[Work order]
Every line containing "Grouping" should be identified and copied from the data below.
+++++
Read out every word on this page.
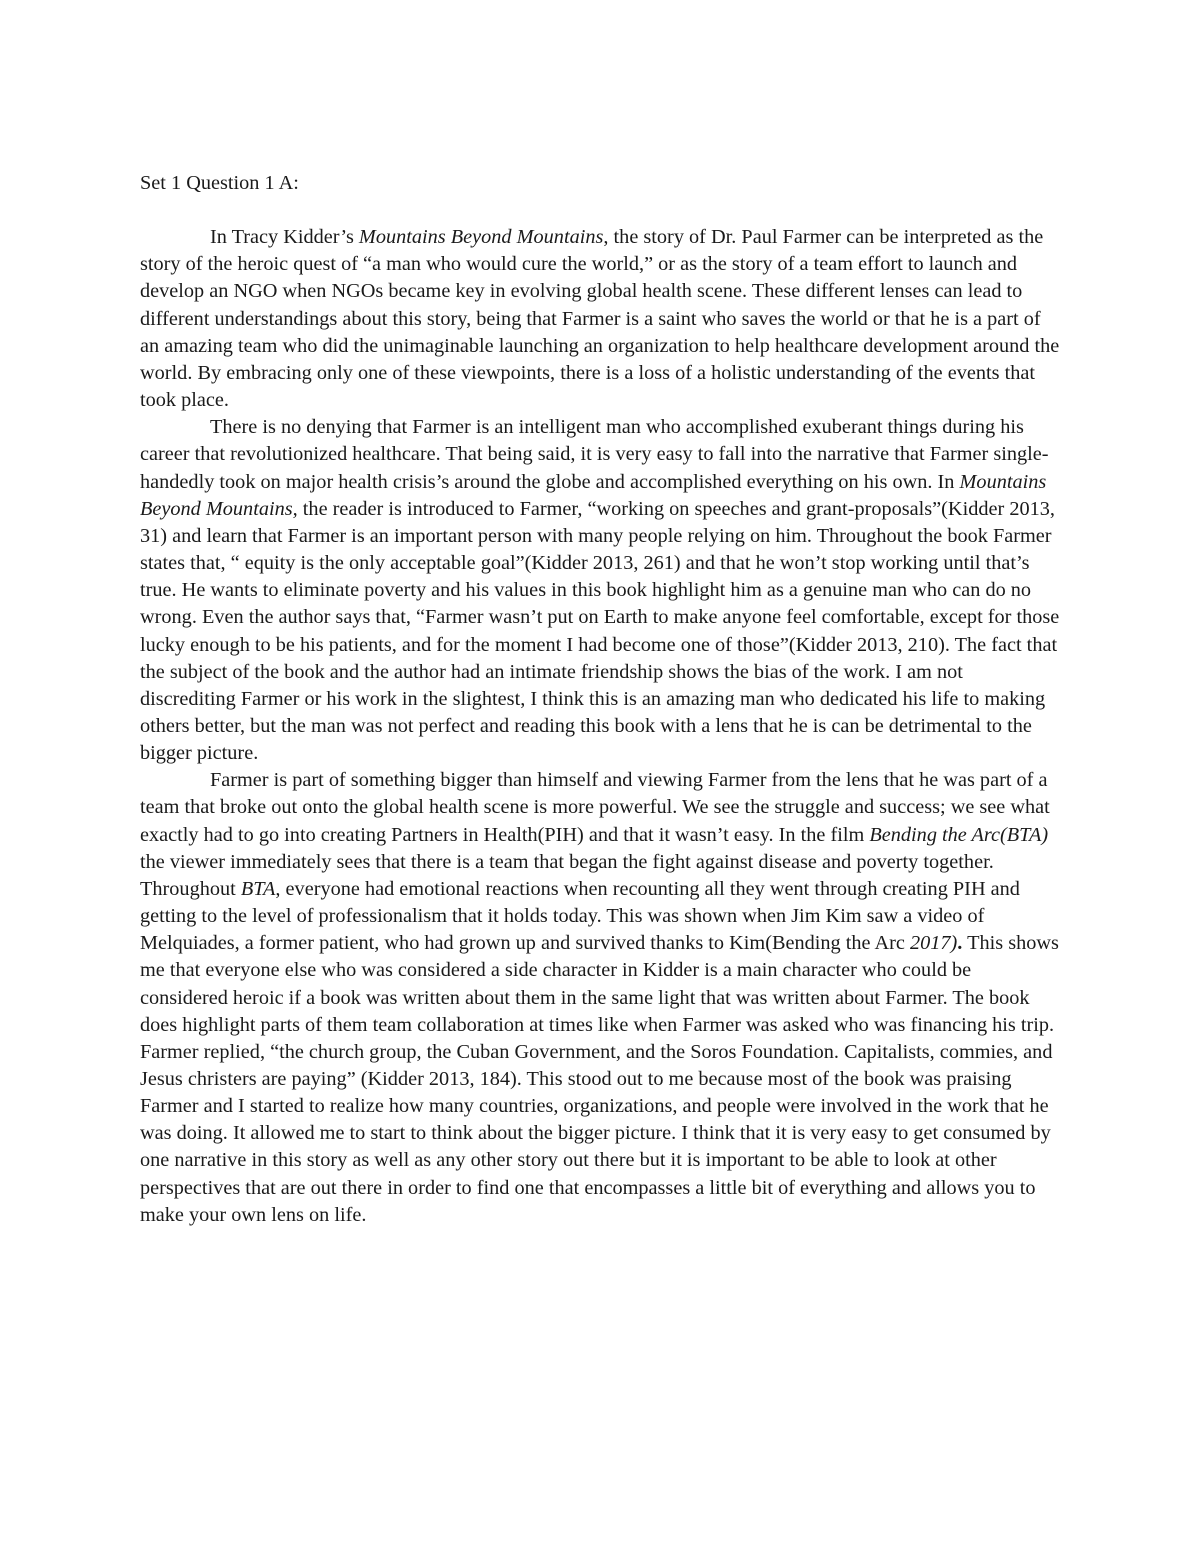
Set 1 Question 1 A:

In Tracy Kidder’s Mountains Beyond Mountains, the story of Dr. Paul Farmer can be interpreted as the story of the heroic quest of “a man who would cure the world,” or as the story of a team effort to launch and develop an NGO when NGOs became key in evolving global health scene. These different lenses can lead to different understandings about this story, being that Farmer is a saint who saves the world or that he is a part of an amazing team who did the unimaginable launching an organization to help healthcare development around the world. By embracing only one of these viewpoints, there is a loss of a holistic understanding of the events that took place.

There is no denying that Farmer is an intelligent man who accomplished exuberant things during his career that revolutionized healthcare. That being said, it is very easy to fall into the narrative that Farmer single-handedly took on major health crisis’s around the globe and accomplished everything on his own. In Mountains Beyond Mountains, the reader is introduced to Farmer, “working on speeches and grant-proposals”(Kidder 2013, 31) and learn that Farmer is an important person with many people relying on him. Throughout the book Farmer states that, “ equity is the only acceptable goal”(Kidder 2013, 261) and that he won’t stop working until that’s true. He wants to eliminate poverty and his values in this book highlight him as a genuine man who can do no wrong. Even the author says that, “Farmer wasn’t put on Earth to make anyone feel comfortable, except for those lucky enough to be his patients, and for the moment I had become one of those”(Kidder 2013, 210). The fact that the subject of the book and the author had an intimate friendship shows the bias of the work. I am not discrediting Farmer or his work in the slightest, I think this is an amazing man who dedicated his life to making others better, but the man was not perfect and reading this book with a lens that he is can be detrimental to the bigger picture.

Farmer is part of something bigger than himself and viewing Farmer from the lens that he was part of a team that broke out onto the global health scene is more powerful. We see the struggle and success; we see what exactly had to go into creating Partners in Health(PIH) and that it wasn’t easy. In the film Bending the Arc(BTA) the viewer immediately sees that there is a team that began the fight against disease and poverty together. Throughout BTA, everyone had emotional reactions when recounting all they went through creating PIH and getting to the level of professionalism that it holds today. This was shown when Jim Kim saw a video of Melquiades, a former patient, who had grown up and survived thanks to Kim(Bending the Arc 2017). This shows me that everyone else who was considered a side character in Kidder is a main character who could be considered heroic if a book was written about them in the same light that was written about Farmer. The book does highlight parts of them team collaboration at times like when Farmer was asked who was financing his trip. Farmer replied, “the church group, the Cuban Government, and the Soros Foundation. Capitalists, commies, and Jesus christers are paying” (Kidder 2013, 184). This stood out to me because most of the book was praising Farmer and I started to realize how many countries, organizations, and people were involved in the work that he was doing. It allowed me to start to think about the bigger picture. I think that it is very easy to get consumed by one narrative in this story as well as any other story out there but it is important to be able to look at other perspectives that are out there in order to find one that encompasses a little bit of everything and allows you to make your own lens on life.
+++++
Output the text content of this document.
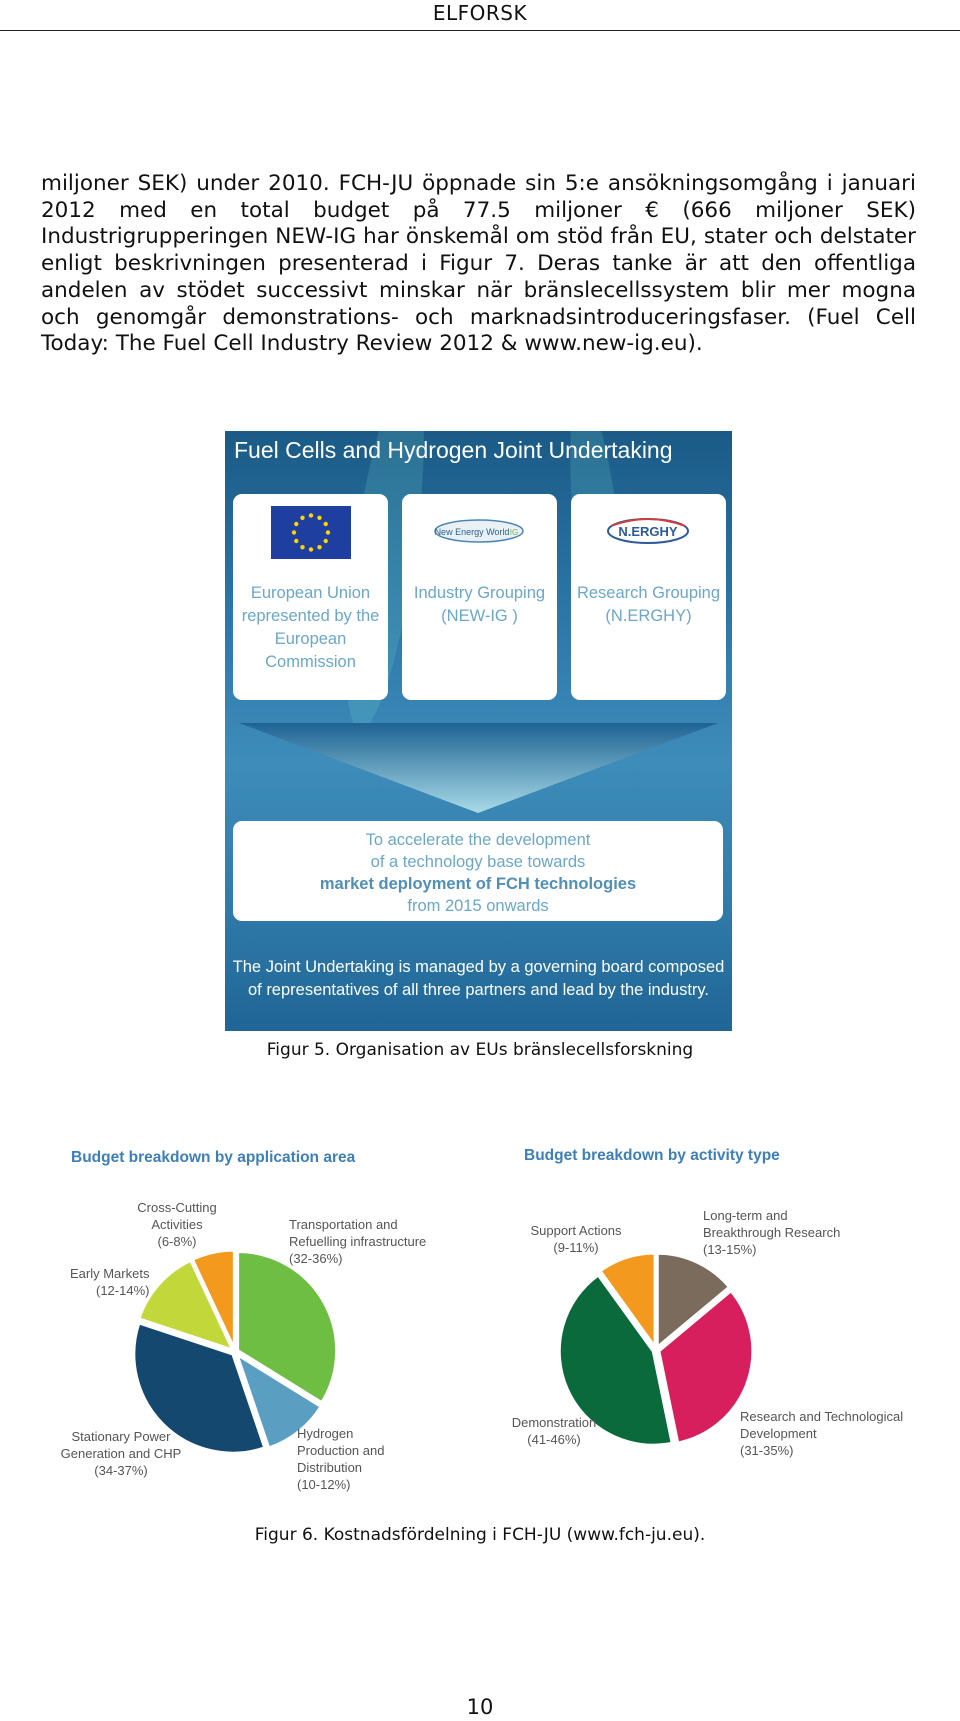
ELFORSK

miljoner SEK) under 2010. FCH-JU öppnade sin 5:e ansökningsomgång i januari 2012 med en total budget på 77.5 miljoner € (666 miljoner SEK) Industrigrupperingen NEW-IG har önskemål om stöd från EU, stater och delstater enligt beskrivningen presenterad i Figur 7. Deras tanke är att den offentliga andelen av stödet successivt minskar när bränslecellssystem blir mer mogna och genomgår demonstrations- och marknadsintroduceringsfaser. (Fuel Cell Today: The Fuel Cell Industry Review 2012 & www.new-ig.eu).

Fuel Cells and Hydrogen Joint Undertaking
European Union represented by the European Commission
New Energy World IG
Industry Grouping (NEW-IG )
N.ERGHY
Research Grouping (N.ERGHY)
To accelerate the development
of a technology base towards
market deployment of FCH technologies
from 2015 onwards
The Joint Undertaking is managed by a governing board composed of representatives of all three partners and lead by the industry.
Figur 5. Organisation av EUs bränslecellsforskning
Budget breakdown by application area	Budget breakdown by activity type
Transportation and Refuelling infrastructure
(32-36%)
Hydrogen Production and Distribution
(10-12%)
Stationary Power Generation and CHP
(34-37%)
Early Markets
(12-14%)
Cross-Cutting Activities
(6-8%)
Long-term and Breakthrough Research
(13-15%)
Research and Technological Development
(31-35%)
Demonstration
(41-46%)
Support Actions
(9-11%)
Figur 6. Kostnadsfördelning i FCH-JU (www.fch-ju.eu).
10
+++++
[Exercise result]
Industry Grouping (NEW-IG )
Research Grouping (N.ERGHY)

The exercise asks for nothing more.